◆ **Travail demandé**
1) Selon l’extrait proposé, dans quelle commune se trouve Dodja, où les anciens militaires béninois créent une coopérative agricole ?
2) Reproduisez sans modification le passage de l’extrait proposé qui va de « Démobilisés qu’ils étaient » jusqu’à « cycle des violences. ».

Démobilisés qu’ils étaient après leur retour au bercail et dépités par le coup d’Etat perpétré par leurs congénères du Togo et qui s’est soldé par la mort de Gilchrist Olympio, premier président de ce pays, les anciens militaires béninois créent une coopérative agricole à Dodja dans la commune d’Abomey-Calavi pour s’occuper autrement et éviter à leur pays le cycle des violences.
Une initiative qui connaîtra diverses fortunes avant son enrôlement dans l’armée nationale en 1965. Avec une formation en photographie, il affermira sa passion pour l’image en créant le service photo au sein de la grande muette à la demande d’un conseiller technique français. Ceci, avec son matériel personnel. Un stage à la Société dahoméenne de cinématographie (Sodaci) ainsi qu’au niveau des services de l’information à Porto-Novo conforte son penchant pour l’univers de l’audiovisuel et fait de lui l’un des rares Béninois à faire cette formation sous le mentorat de professionnels français encore au chevet d’une nation à peine libérée du joug colonial.

◆ **Données fournies**
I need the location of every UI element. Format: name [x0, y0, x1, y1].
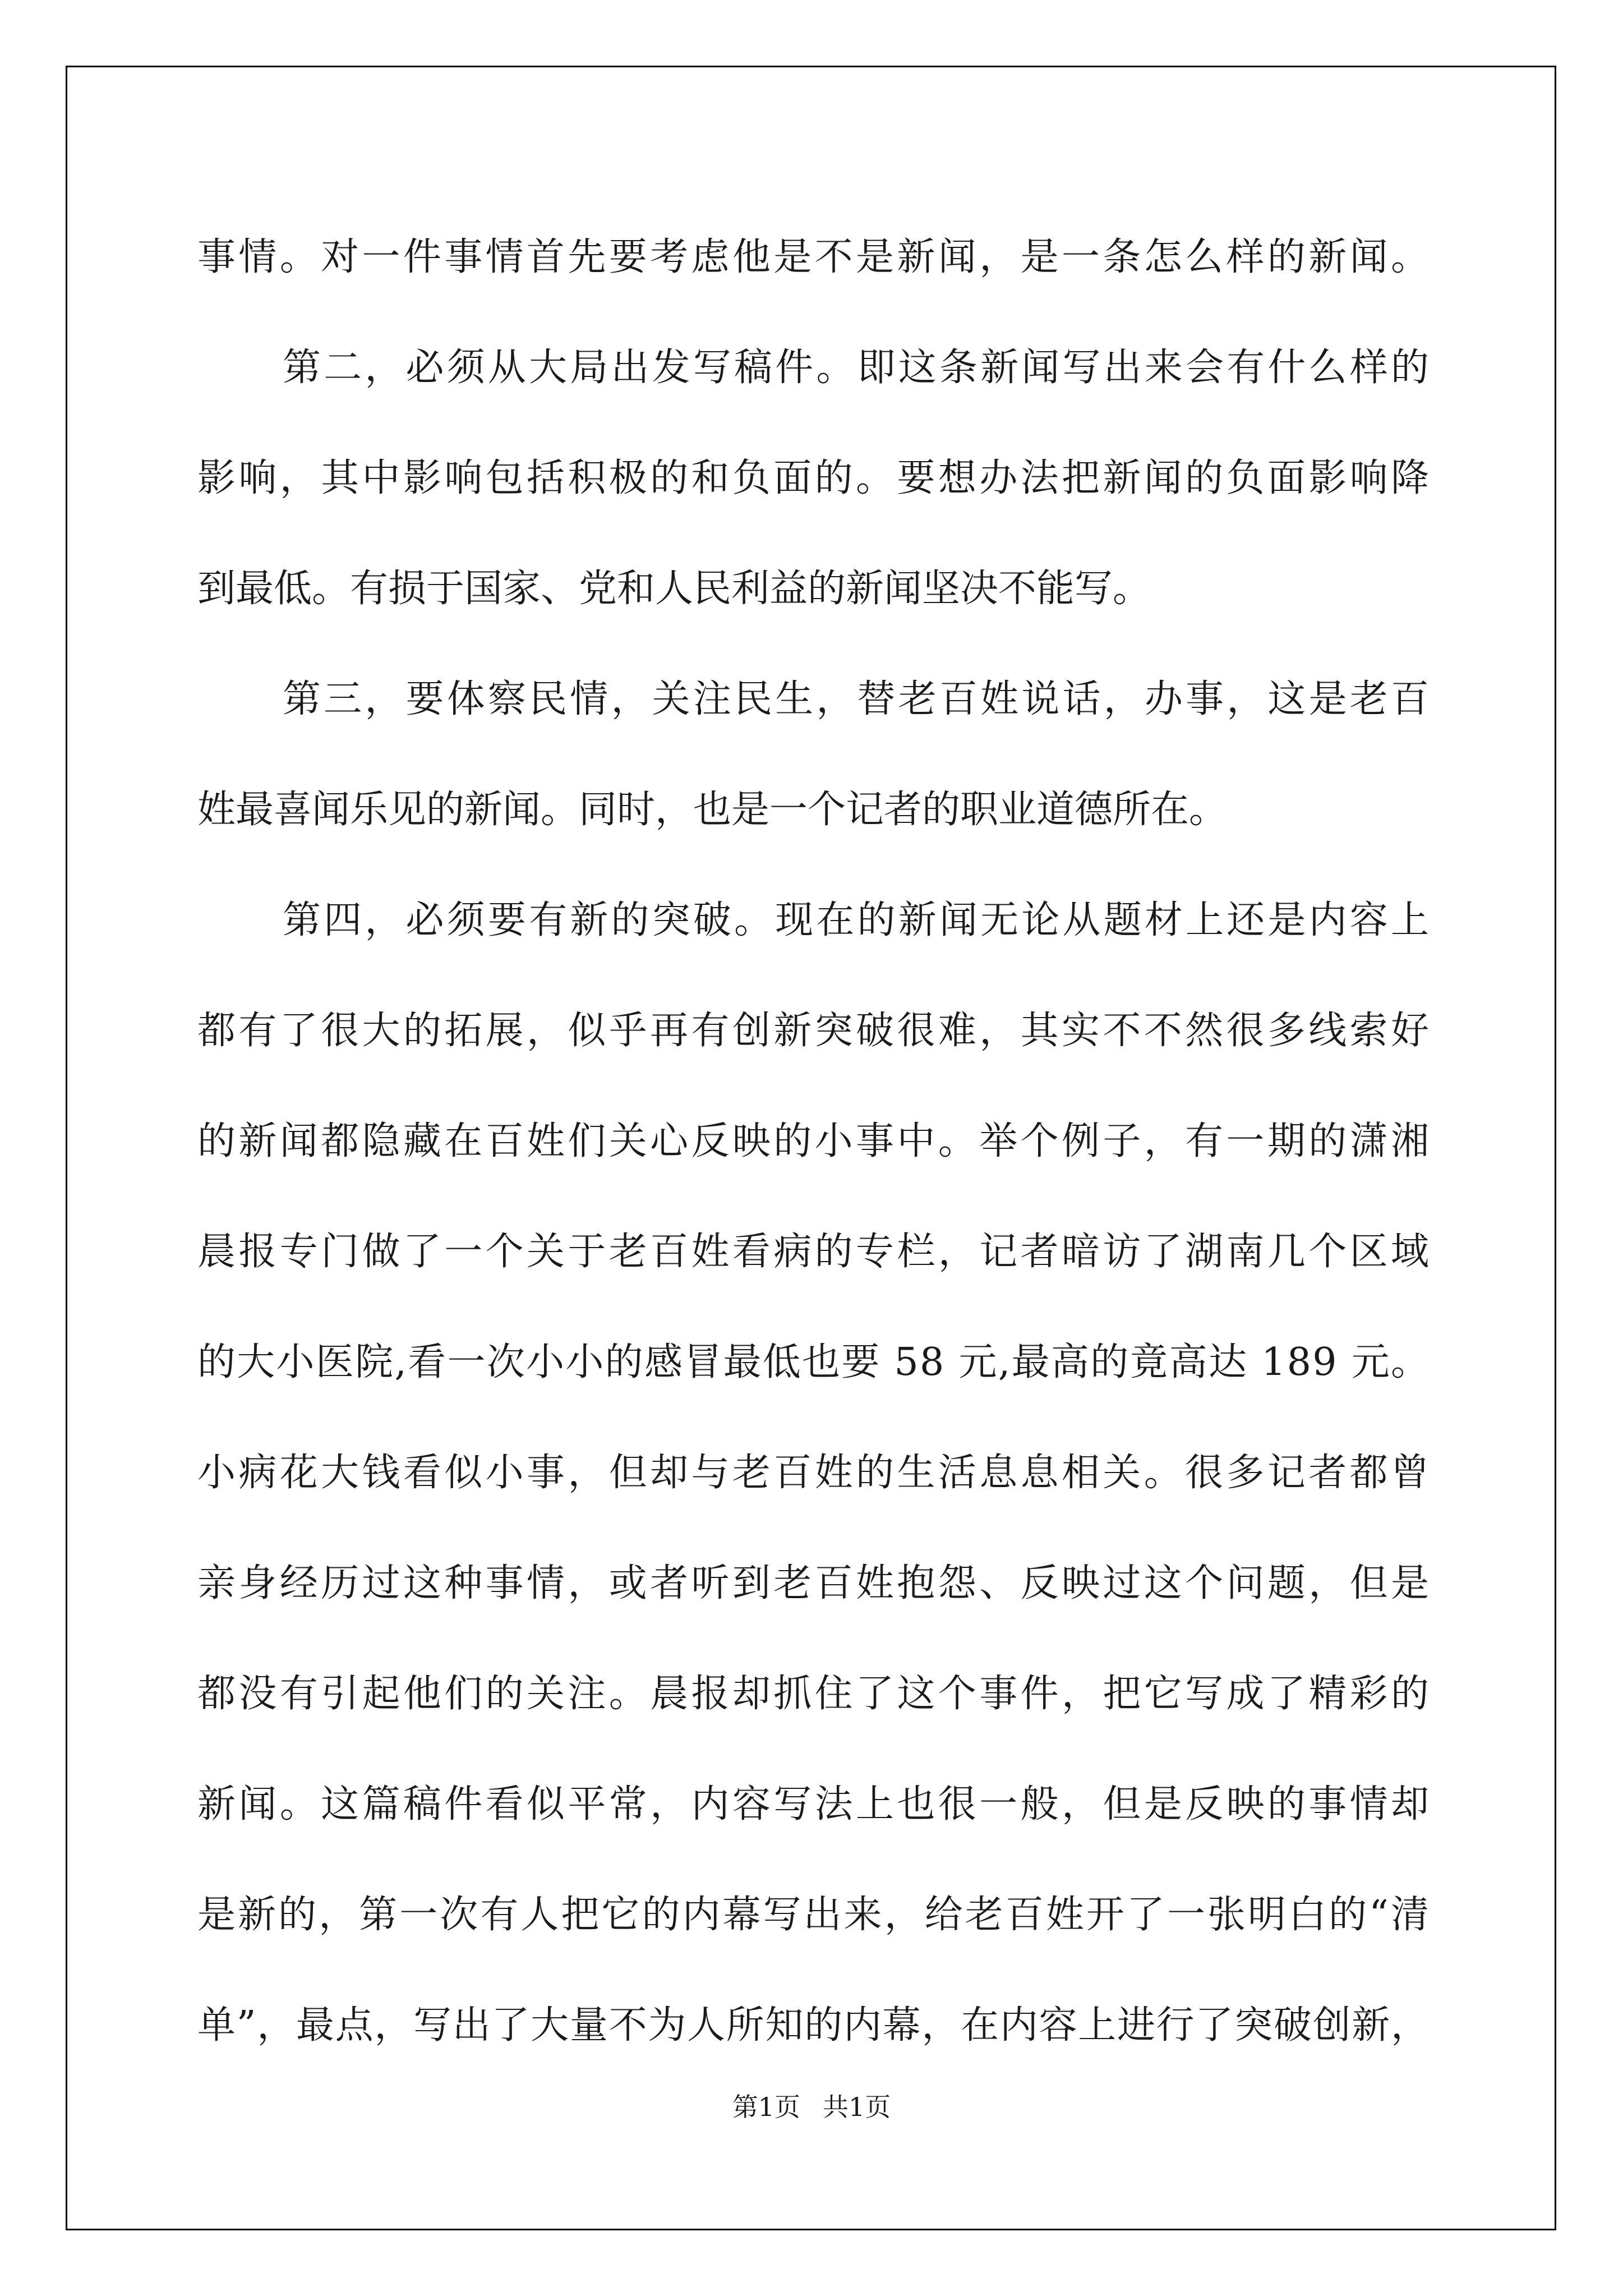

◆ **Réponses attendues**
1) Dans la commune d’Abomey-Calavi.

2)
Démobilisés qu’ils étaient après leur retour au bercail et dépités par le coup d’Etat perpétré par leurs congénères du Togo et qui s’est soldé par la mort de Gilchrist Olympio, premier président de ce pays, les anciens militaires béninois créent une coopérative agricole à Dodja dans la commune d’Abomey-Calavi pour s’occuper autrement et éviter à leur pays le cycle des violences.